Stated problem:
Lay out the lines of the data below as a numbered list, omitting blank lines, covering only those between the line containing "table-row: Mahalle No 126321 [49,209,527,245]" and the line containing "attribute-value: 9 [183,277,527,314]", inclusive.

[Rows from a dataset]

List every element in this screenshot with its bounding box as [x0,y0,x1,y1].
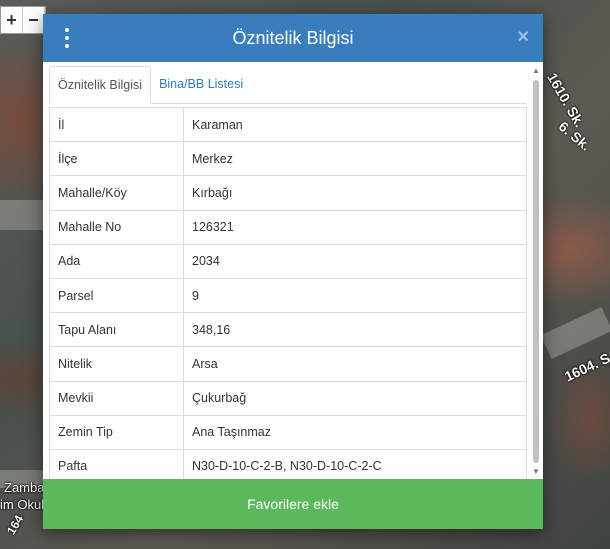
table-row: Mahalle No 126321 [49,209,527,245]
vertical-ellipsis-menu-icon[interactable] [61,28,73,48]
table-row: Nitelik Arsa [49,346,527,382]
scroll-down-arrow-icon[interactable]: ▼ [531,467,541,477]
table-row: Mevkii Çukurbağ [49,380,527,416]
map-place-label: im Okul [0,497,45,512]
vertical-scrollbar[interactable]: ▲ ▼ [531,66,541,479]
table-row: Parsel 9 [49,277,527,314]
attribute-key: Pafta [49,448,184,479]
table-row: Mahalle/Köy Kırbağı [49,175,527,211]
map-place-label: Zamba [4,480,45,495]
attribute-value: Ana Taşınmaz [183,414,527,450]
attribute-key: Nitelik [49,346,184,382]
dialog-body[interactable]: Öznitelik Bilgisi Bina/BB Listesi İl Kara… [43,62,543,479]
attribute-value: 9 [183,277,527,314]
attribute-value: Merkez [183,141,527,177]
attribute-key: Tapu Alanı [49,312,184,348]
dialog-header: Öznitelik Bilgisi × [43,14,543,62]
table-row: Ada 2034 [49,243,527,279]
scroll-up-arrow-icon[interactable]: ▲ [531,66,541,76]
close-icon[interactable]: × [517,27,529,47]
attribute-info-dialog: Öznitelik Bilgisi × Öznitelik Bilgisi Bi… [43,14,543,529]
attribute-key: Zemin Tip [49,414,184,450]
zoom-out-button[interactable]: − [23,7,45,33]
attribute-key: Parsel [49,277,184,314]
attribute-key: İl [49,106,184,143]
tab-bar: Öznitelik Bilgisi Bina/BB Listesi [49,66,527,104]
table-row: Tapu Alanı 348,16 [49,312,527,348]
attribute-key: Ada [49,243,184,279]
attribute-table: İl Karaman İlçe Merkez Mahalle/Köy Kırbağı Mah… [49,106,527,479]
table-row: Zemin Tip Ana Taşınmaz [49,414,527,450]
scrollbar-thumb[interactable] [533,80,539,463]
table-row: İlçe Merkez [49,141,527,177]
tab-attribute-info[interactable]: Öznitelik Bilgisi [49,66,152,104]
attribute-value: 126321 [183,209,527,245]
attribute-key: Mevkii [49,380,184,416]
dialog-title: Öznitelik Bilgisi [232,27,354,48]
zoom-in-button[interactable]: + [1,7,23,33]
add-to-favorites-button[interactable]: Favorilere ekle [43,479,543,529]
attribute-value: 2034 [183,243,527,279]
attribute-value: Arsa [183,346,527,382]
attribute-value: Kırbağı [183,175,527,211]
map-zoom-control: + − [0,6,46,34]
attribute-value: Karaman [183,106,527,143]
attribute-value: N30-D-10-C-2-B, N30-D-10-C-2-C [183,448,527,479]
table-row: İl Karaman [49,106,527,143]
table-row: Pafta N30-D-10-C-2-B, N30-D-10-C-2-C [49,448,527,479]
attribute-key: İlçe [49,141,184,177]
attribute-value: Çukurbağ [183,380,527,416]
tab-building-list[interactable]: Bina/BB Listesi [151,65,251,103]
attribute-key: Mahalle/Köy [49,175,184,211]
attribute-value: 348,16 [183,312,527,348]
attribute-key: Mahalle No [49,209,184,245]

Response to the exercise:
1. table-row: Mahalle No 126321 [49,209,527,245]
2. vertical-ellipsis-menu-icon[interactable] [61,28,73,48]
3. table-row: Nitelik Arsa [49,346,527,382]
4. scroll-down-arrow-icon[interactable]: ▼ [531,467,541,477]
5. table-row: Mevkii Çukurbağ [49,380,527,416]
6. map-place-label: im Okul [0,497,45,512]
7. vertical-scrollbar[interactable]: ▲ ▼ [531,66,541,479]
8. table-row: Parsel 9 [49,277,527,314]
9. attribute-key: Pafta [49,448,184,479]
10. table-row: Mahalle/Köy Kırbağı [49,175,527,211]
11. map-place-label: Zamba [4,480,45,495]
12. attribute-value: Ana Taşınmaz [183,414,527,450]
13. attribute-key: Nitelik [49,346,184,382]
14. dialog-body[interactable]: Öznitelik Bilgisi Bina/BB Listesi İl Kara… [43,62,543,479]
15. attribute-value: 9 [183,277,527,314]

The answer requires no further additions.